▶ _Что сделать_
[A] Перескажи короче, в виде списка, абзац речи о павших воинах, начинающийся словами «Ибо ни один военный поход». Сохрани его главные факты.
[B] Чему, согласно речи о павших воинах, должны повиноваться счастливые люди?
[C] Перепиши дословно фрагмент речи о павших воинах от слов «Ибо ни один» до слов «общую свободу эллинов.».

▶ _Текст документа_
————————
Ибо ни один военный поход не явил большей доблести сражавшихся, чем этот, в котором им приходилось целыми днями строиться в боевом порядке и принимать участие в большем числе сражений, нежели всем остальным эллинам за все предшествующие времена. А жесточайшую непогоду и столь великие и многие лишения в том, что касается повседневных нужд, переносили они так стойко, что и словами не передать. Разве не следует считать Леосфена, побудившего сограждан твердо сохранять подобную стойкость, и тех, кто с готовностью отдал себя в соратники такому военачальнику, скорее счастливыми вследствие проявленной ими доблести, нежели несчастными из-за того, что они расстались с жизнью? Ибо взамен смертного тела они обрели бессмертную славу и благодаря личному мужеству упрочили общую свободу эллинов.
Ведь без политической независимости нет и полного счастья[268]. Ибо не угрозам правителя, а гласу закона должны повиноваться счастливые люди, не обвинений, а доказательств должны бояться свободные граждане, и не от тех, кто льстит власть имущим и клевещет на соотечественников, должна зависеть всеобщая безопасность, а лишь от верности законам. Ради всего этого, одни тяготы за другими на себя принимая и наших граждан и всех эллинов среди ежедневных опасностей от постоянных страхов освобождая, эти мужи отдали жизни за то, чтобы другие жили хорошо. Благодаря им отцы их сделались знамениты, матери окружены уважением сограждан, сестры законным образом вступают и будут вступать в приличествующие им браки, дети обретут благорасположение народа благодаря доблести — нет, не погибших, ибо этим словом нельзя назвать тех, кто пожертвовал собой ради всеобщего блага, — благодаря доблести тех, кто сменил земное существование на вечную жизнь. Ведь если смерть, будучи для остальных людей самым большим несчастьем, явилась для них началом великих благ, то разве справедливо почитать сих мужей несчастными и лишенными жизни, вместо того чтобы понять, что их второе рождение более прекрасно, чем первое? Ибо тогда они были неразумными детьми, а теперь родились доблестными мужами. Кроме того, раньше им приходилось доказывать свою доблесть долгие годы и среди многих опасностей, ныне же, единожды отличившись такой храбростью, они стали известны и памятны всем эллинам.
————————
Сохранённые записи из коллекции:
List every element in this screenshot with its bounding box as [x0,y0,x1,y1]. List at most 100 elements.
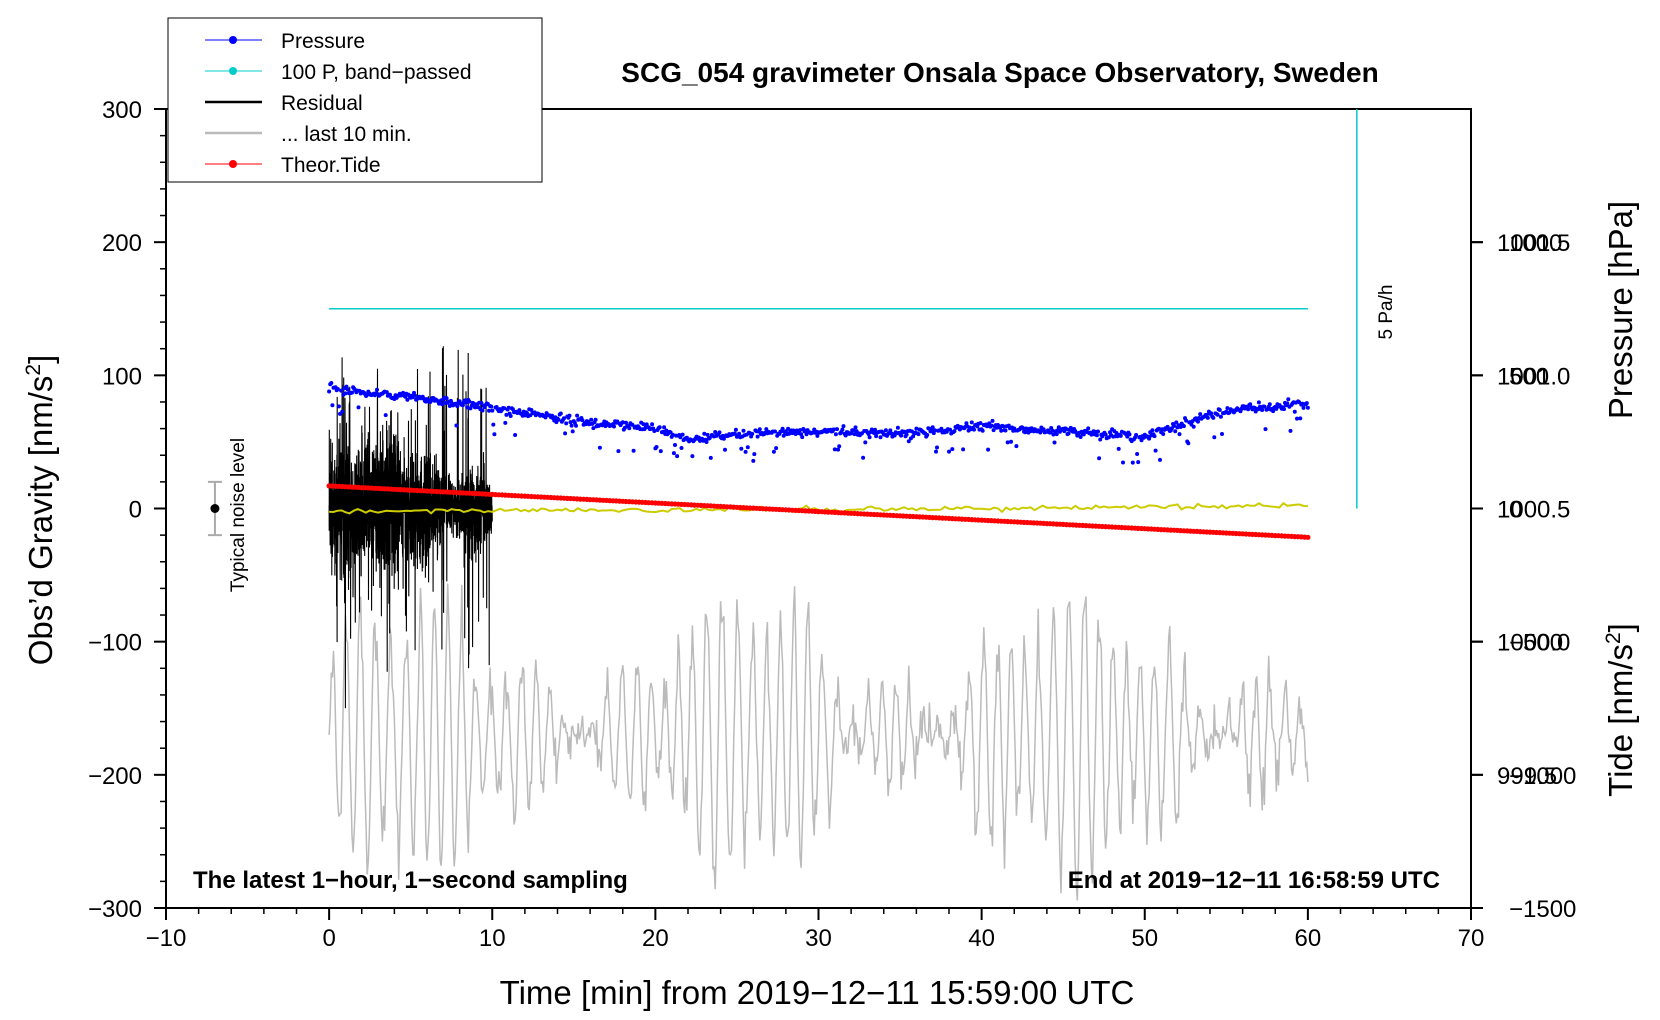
x-axis-title: Time [min] from 2019−12−11 15:59:00 UTC [500,974,1135,1011]
pressure-point [723,447,727,452]
pressure-point [612,424,616,429]
pressure-point [841,424,846,429]
pressure-point [680,432,685,437]
pressure-point [764,427,769,432]
pressure-point [874,434,879,439]
pressure-point [558,411,563,416]
pressure-point [986,447,991,452]
pressure-point [835,427,839,432]
pressure-point [1263,427,1268,432]
pressure-point [972,427,976,432]
pressure-point [591,426,596,431]
pressure-point [1098,437,1103,442]
pressure-point [1054,432,1059,437]
pressure-point [999,428,1004,433]
pressure-point [503,420,508,425]
pressure-point [384,390,389,395]
legend-label: Theor.Tide [281,154,381,177]
pressure-point [1147,436,1152,441]
pressure-point [948,427,953,432]
pressure-point [705,432,710,437]
pressure-tick-label: 1001.5 [1497,230,1570,257]
footer-left-label: The latest 1−hour, 1−second sampling [193,867,628,894]
pressure-point [1217,408,1222,412]
pressure-point [1096,429,1100,434]
pressure-point [1205,415,1210,420]
pressure-point [1204,412,1209,417]
legend-label: Residual [281,92,363,115]
pressure-point [487,408,491,413]
y-axis-title-tide-close: ] [1602,623,1639,632]
pressure-point [978,421,983,426]
pressure-point [863,440,868,445]
pressure-point [861,455,866,460]
pressure-point [741,428,746,433]
pressure-point [335,387,340,391]
y-axis-title-tide-main: Tide [nm/s [1602,644,1639,797]
x-tick-label: 10 [479,925,506,952]
pressure-point [833,432,838,437]
pressure-point [652,429,657,433]
series-residual [328,346,493,709]
pressure-point [888,428,893,433]
pressure-point [991,428,996,433]
pressure-point [702,431,707,436]
pressure-point [771,449,776,454]
pressure-point [630,422,635,427]
pressure-point [1271,409,1276,414]
pressure-tick-label: 1000.5 [1497,497,1570,524]
pressure-point [529,408,534,412]
pressure-point [1153,448,1158,453]
y-axis-title-tide-sup: 2 [1602,632,1625,644]
pressure-point [950,447,955,452]
y-tick-label: −100 [88,630,142,657]
pressure-point [1051,432,1056,437]
pressure-point [780,426,785,431]
tide-tick-label: 1000 [1509,230,1562,257]
pressure-point [774,446,779,451]
pressure-point [1256,400,1261,405]
pressure-point [556,417,561,422]
pressure-point [1005,440,1010,445]
pressure-point [1121,460,1125,465]
x-tick-label: 20 [642,925,669,952]
legend-marker [229,67,237,75]
noise-level-label: Typical noise level [228,438,249,592]
pressure-point [916,432,921,437]
x-tick-label: 50 [1131,925,1158,952]
pressure-point [1218,414,1223,419]
axes-layer: −10 0 10 20 30 40 50 60 70−300−200−1000100200300… [88,97,1576,952]
pressure-point [671,451,676,456]
pressure-point [1086,426,1091,431]
y-axis-title-left-close: ] [22,355,59,364]
pressure-point [743,449,748,454]
y-tick-label: 0 [129,497,142,524]
pressure-point [867,435,872,440]
pressure-point [947,449,951,454]
pressure-point [713,430,718,434]
y-axis-title-pressure: Pressure [hPa] [1602,201,1639,419]
pressure-point [1181,424,1186,429]
pressure-point [1136,460,1141,465]
pressure-point [989,423,994,428]
pressure-point [1292,409,1297,414]
pressure-point [1118,433,1123,438]
pressure-point [673,443,677,447]
pressure-point [1135,452,1140,456]
series-pressure [327,381,1310,465]
pressure-point [624,420,628,425]
pressure-point [340,409,345,414]
pressure-point [440,402,445,407]
pressure-point [1094,433,1099,438]
pressure-point [717,430,722,435]
pressure-point [1295,416,1299,421]
pressure-point [1196,419,1200,424]
pressure-point [708,455,713,460]
pressure-point [490,408,495,413]
x-tick-label: 0 [322,925,335,952]
legend-entries: Pressure 100 P, band−passed Residual ... la… [205,30,472,177]
pressure-tick-label: 999.5 [1497,763,1557,790]
pressure-point [567,413,572,418]
pressure-point [1212,435,1217,440]
pressure-point [662,425,667,430]
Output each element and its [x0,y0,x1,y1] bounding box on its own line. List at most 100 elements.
————————
▶ _Ожидаемые ответы_
[A]
- Ни один военный поход не явил большей доблести: воины целыми днями строились в боевом порядке и участвовали в большем числе сражений, чем все остальные эллины за все предшествующие времена.
- Жесточайшую непогоду и великие лишения в повседневных нуждах они переносили несказанно стойко.
- Леосфена, побудившего сограждан к такой стойкости, и его соратников следует считать скорее счастливыми за их доблесть, чем несчастными из-за гибели.
- Взамен смертного тела они обрели бессмертную славу и своим мужеством упрочили общую свободу эллинов.

[B] Гласу закона, а не угрозам правителя.

[C]
Ибо ни один военный поход не явил большей доблести сражавшихся, чем этот, в котором им приходилось целыми днями строиться в боевом порядке и принимать участие в большем числе сражений, нежели всем остальным эллинам за все предшествующие времена. А жесточайшую непогоду и столь великие и многие лишения в том, что касается повседневных нужд, переносили они так стойко, что и словами не передать. Разве не следует считать Леосфена, побудившего сограждан твердо сохранять подобную стойкость, и тех, кто с готовностью отдал себя в соратники такому военачальнику, скорее счастливыми вследствие проявленной ими доблести, нежели несчастными из-за того, что они расстались с жизнью? Ибо взамен смертного тела они обрели бессмертную славу и благодаря личному мужеству упрочили общую свободу эллинов.